TASK: Reproduce every entry that follows word for word, but omit the images.

[Data records]
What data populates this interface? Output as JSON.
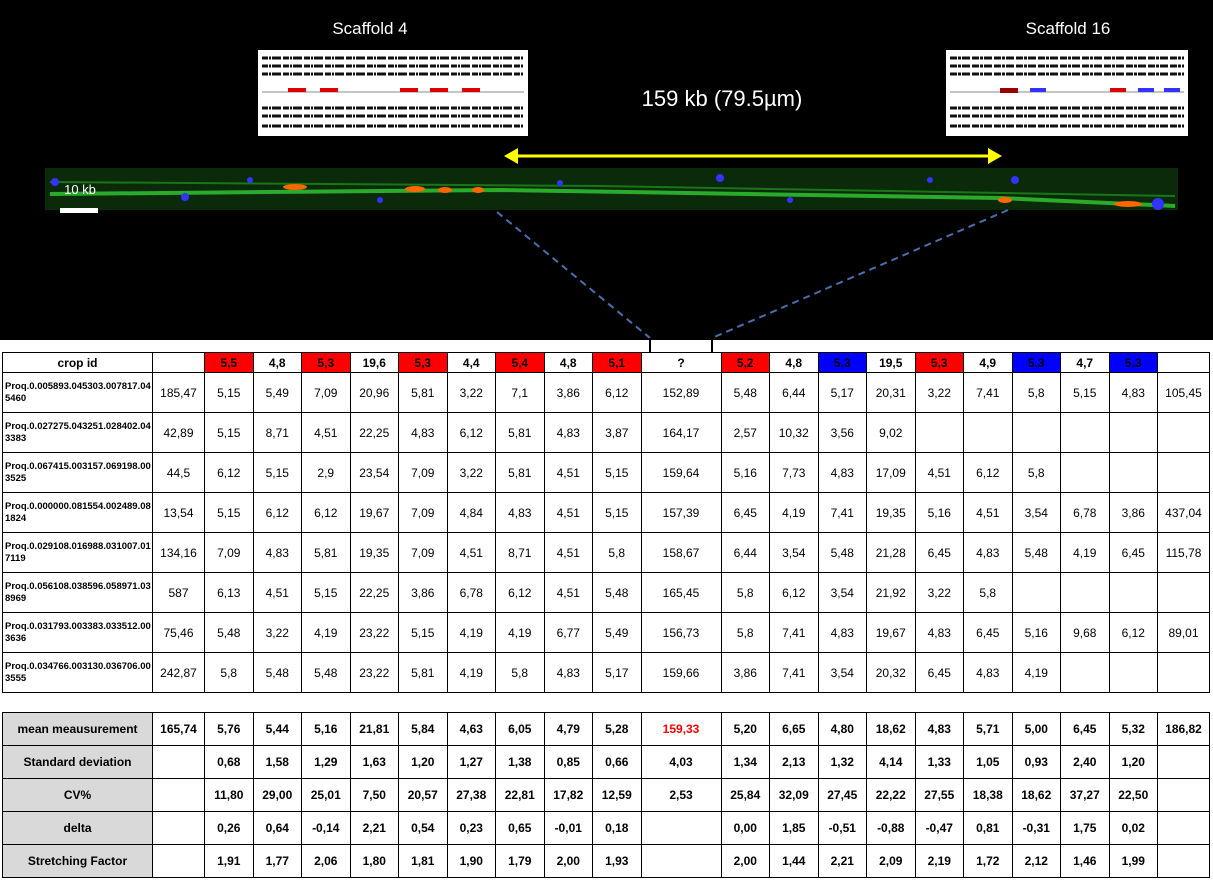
{
  "image": {
    "left_label": "Scaffold 4",
    "right_label": "Scaffold 16",
    "distance_label": "159 kb (79.5µm)",
    "scale_label": "10 kb"
  },
  "table": {
    "header": [
      "crop id",
      null,
      "5,5",
      "4,8",
      "5,3",
      "19,6",
      "5,3",
      "4,4",
      "5,4",
      "4,8",
      "5,1",
      "?",
      "5,2",
      "4,8",
      "5,3",
      "19,5",
      "5,3",
      "4,9",
      "5,3",
      "4,7",
      "5,3",
      null
    ],
    "header_colors": [
      null,
      null,
      "red",
      null,
      "red",
      null,
      "red",
      null,
      "red",
      null,
      "red",
      null,
      "red",
      null,
      "blue",
      null,
      "red",
      null,
      "blue",
      null,
      "blue",
      null
    ],
    "rows": [
      [
        "Proq.0.005893.045303.007817.045460",
        "185,47",
        "5,15",
        "5,49",
        "7,09",
        "20,96",
        "5,81",
        "3,22",
        "7,1",
        "3,86",
        "6,12",
        "152,89",
        "5,48",
        "6,44",
        "5,17",
        "20,31",
        "3,22",
        "7,41",
        "5,8",
        "5,15",
        "4,83",
        "105,45"
      ],
      [
        "Proq.0.027275.043251.028402.043383",
        "42,89",
        "5,15",
        "8,71",
        "4,51",
        "22,25",
        "4,83",
        "6,12",
        "5,81",
        "4,83",
        "3,87",
        "164,17",
        "2,57",
        "10,32",
        "3,56",
        "9,02",
        null,
        null,
        null,
        null,
        null,
        null
      ],
      [
        "Proq.0.067415.003157.069198.003525",
        "44,5",
        "6,12",
        "5,15",
        "2,9",
        "23,54",
        "7,09",
        "3,22",
        "5,81",
        "4,51",
        "5,15",
        "159,64",
        "5,16",
        "7,73",
        "4,83",
        "17,09",
        "4,51",
        "6,12",
        "5,8",
        null,
        null,
        null
      ],
      [
        "Proq.0.000000.081554.002489.081824",
        "13,54",
        "5,15",
        "6,12",
        "6,12",
        "19,67",
        "7,09",
        "4,84",
        "4,83",
        "4,51",
        "5,15",
        "157,39",
        "6,45",
        "4,19",
        "7,41",
        "19,35",
        "5,16",
        "4,51",
        "3,54",
        "6,78",
        "3,86",
        "437,04"
      ],
      [
        "Proq.0.029108.016988.031007.017119",
        "134,16",
        "7,09",
        "4,83",
        "5,81",
        "19,35",
        "7,09",
        "4,51",
        "8,71",
        "4,51",
        "5,8",
        "158,67",
        "6,44",
        "3,54",
        "5,48",
        "21,28",
        "6,45",
        "4,83",
        "5,48",
        "4,19",
        "6,45",
        "115,78"
      ],
      [
        "Proq.0.056108.038596.058971.038969",
        "587",
        "6,13",
        "4,51",
        "5,15",
        "22,25",
        "3,86",
        "6,78",
        "6,12",
        "4,51",
        "5,48",
        "165,45",
        "5,8",
        "6,12",
        "3,54",
        "21,92",
        "3,22",
        "5,8",
        null,
        null,
        null,
        null
      ],
      [
        "Proq.0.031793.003383.033512.003636",
        "75,46",
        "5,48",
        "3,22",
        "4,19",
        "23,22",
        "5,15",
        "4,19",
        "4,19",
        "6,77",
        "5,49",
        "156,73",
        "5,8",
        "7,41",
        "4,83",
        "19,67",
        "4,83",
        "6,45",
        "5,16",
        "9,68",
        "6,12",
        "89,01"
      ],
      [
        "Proq.0.034766.003130.036706.003555",
        "242,87",
        "5,8",
        "5,48",
        "5,48",
        "23,22",
        "5,81",
        "4,19",
        "5,8",
        "4,83",
        "5,17",
        "159,66",
        "3,86",
        "7,41",
        "3,54",
        "20,32",
        "6,45",
        "4,83",
        "4,19",
        null,
        null,
        null
      ]
    ],
    "summary": [
      [
        "mean meausurement",
        "165,74",
        "5,76",
        "5,44",
        "5,16",
        "21,81",
        "5,84",
        "4,63",
        "6,05",
        "4,79",
        "5,28",
        "159,33",
        "5,20",
        "6,65",
        "4,80",
        "18,62",
        "4,83",
        "5,71",
        "5,00",
        "6,45",
        "5,32",
        "186,82"
      ],
      [
        "Standard deviation",
        null,
        "0,68",
        "1,58",
        "1,29",
        "1,63",
        "1,20",
        "1,27",
        "1,38",
        "0,85",
        "0,66",
        "4,03",
        "1,34",
        "2,13",
        "1,32",
        "4,14",
        "1,33",
        "1,05",
        "0,93",
        "2,40",
        "1,20",
        null
      ],
      [
        "CV%",
        null,
        "11,80",
        "29,00",
        "25,01",
        "7,50",
        "20,57",
        "27,38",
        "22,81",
        "17,82",
        "12,59",
        "2,53",
        "25,84",
        "32,09",
        "27,45",
        "22,22",
        "27,55",
        "18,38",
        "18,62",
        "37,27",
        "22,50",
        null
      ],
      [
        "delta",
        null,
        "0,26",
        "0,64",
        "-0,14",
        "2,21",
        "0,54",
        "0,23",
        "0,65",
        "-0,01",
        "0,18",
        null,
        "0,00",
        "1,85",
        "-0,51",
        "-0,88",
        "-0,47",
        "0,81",
        "-0,31",
        "1,75",
        "0,02",
        null
      ],
      [
        "Stretching Factor",
        null,
        "1,91",
        "1,77",
        "2,06",
        "1,80",
        "1,81",
        "1,90",
        "1,79",
        "2,00",
        "1,93",
        null,
        "2,00",
        "1,44",
        "2,21",
        "2,09",
        "2,19",
        "1,72",
        "2,12",
        "1,46",
        "1,99",
        null
      ]
    ],
    "summary_highlight": {
      "row": 0,
      "col": 11,
      "color": "red"
    }
  }
}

EXERCISE OUTPUT:
What data populates this interface? Output as JSON.
{
  "image": {
    "left_label": "Scaffold 4",
    "right_label": "Scaffold 16",
    "distance_label": "159 kb (79.5µm)",
    "scale_label": "10 kb"
  },
  "table": {
    "header": [
      "crop id",
      null,
      "5,5",
      "4,8",
      "5,3",
      "19,6",
      "5,3",
      "4,4",
      "5,4",
      "4,8",
      "5,1",
      "?",
      "5,2",
      "4,8",
      "5,3",
      "19,5",
      "5,3",
      "4,9",
      "5,3",
      "4,7",
      "5,3",
      null
    ],
    "header_colors": [
      null,
      null,
      "red",
      null,
      "red",
      null,
      "red",
      null,
      "red",
      null,
      "red",
      null,
      "red",
      null,
      "blue",
      null,
      "red",
      null,
      "blue",
      null,
      "blue",
      null
    ],
    "rows": [
      [
        "Proq.0.005893.045303.007817.045460",
        "185,47",
        "5,15",
        "5,49",
        "7,09",
        "20,96",
        "5,81",
        "3,22",
        "7,1",
        "3,86",
        "6,12",
        "152,89",
        "5,48",
        "6,44",
        "5,17",
        "20,31",
        "3,22",
        "7,41",
        "5,8",
        "5,15",
        "4,83",
        "105,45"
      ],
      [
        "Proq.0.027275.043251.028402.043383",
        "42,89",
        "5,15",
        "8,71",
        "4,51",
        "22,25",
        "4,83",
        "6,12",
        "5,81",
        "4,83",
        "3,87",
        "164,17",
        "2,57",
        "10,32",
        "3,56",
        "9,02",
        null,
        null,
        null,
        null,
        null,
        null
      ],
      [
        "Proq.0.067415.003157.069198.003525",
        "44,5",
        "6,12",
        "5,15",
        "2,9",
        "23,54",
        "7,09",
        "3,22",
        "5,81",
        "4,51",
        "5,15",
        "159,64",
        "5,16",
        "7,73",
        "4,83",
        "17,09",
        "4,51",
        "6,12",
        "5,8",
        null,
        null,
        null
      ],
      [
        "Proq.0.000000.081554.002489.081824",
        "13,54",
        "5,15",
        "6,12",
        "6,12",
        "19,67",
        "7,09",
        "4,84",
        "4,83",
        "4,51",
        "5,15",
        "157,39",
        "6,45",
        "4,19",
        "7,41",
        "19,35",
        "5,16",
        "4,51",
        "3,54",
        "6,78",
        "3,86",
        "437,04"
      ],
      [
        "Proq.0.029108.016988.031007.017119",
        "134,16",
        "7,09",
        "4,83",
        "5,81",
        "19,35",
        "7,09",
        "4,51",
        "8,71",
        "4,51",
        "5,8",
        "158,67",
        "6,44",
        "3,54",
        "5,48",
        "21,28",
        "6,45",
        "4,83",
        "5,48",
        "4,19",
        "6,45",
        "115,78"
      ],
      [
        "Proq.0.056108.038596.058971.038969",
        "587",
        "6,13",
        "4,51",
        "5,15",
        "22,25",
        "3,86",
        "6,78",
        "6,12",
        "4,51",
        "5,48",
        "165,45",
        "5,8",
        "6,12",
        "3,54",
        "21,92",
        "3,22",
        "5,8",
        null,
        null,
        null,
        null
      ],
      [
        "Proq.0.031793.003383.033512.003636",
        "75,46",
        "5,48",
        "3,22",
        "4,19",
        "23,22",
        "5,15",
        "4,19",
        "4,19",
        "6,77",
        "5,49",
        "156,73",
        "5,8",
        "7,41",
        "4,83",
        "19,67",
        "4,83",
        "6,45",
        "5,16",
        "9,68",
        "6,12",
        "89,01"
      ],
      [
        "Proq.0.034766.003130.036706.003555",
        "242,87",
        "5,8",
        "5,48",
        "5,48",
        "23,22",
        "5,81",
        "4,19",
        "5,8",
        "4,83",
        "5,17",
        "159,66",
        "3,86",
        "7,41",
        "3,54",
        "20,32",
        "6,45",
        "4,83",
        "4,19",
        null,
        null,
        null
      ]
    ],
    "summary": [
      [
        "mean meausurement",
        "165,74",
        "5,76",
        "5,44",
        "5,16",
        "21,81",
        "5,84",
        "4,63",
        "6,05",
        "4,79",
        "5,28",
        "159,33",
        "5,20",
        "6,65",
        "4,80",
        "18,62",
        "4,83",
        "5,71",
        "5,00",
        "6,45",
        "5,32",
        "186,82"
      ],
      [
        "Standard deviation",
        null,
        "0,68",
        "1,58",
        "1,29",
        "1,63",
        "1,20",
        "1,27",
        "1,38",
        "0,85",
        "0,66",
        "4,03",
        "1,34",
        "2,13",
        "1,32",
        "4,14",
        "1,33",
        "1,05",
        "0,93",
        "2,40",
        "1,20",
        null
      ],
      [
        "CV%",
        null,
        "11,80",
        "29,00",
        "25,01",
        "7,50",
        "20,57",
        "27,38",
        "22,81",
        "17,82",
        "12,59",
        "2,53",
        "25,84",
        "32,09",
        "27,45",
        "22,22",
        "27,55",
        "18,38",
        "18,62",
        "37,27",
        "22,50",
        null
      ],
      [
        "delta",
        null,
        "0,26",
        "0,64",
        "-0,14",
        "2,21",
        "0,54",
        "0,23",
        "0,65",
        "-0,01",
        "0,18",
        null,
        "0,00",
        "1,85",
        "-0,51",
        "-0,88",
        "-0,47",
        "0,81",
        "-0,31",
        "1,75",
        "0,02",
        null
      ],
      [
        "Stretching Factor",
        null,
        "1,91",
        "1,77",
        "2,06",
        "1,80",
        "1,81",
        "1,90",
        "1,79",
        "2,00",
        "1,93",
        null,
        "2,00",
        "1,44",
        "2,21",
        "2,09",
        "2,19",
        "1,72",
        "2,12",
        "1,46",
        "1,99",
        null
      ]
    ],
    "summary_highlight": {
      "row": 0,
      "col": 11,
      "color": "red"
    }
  }
}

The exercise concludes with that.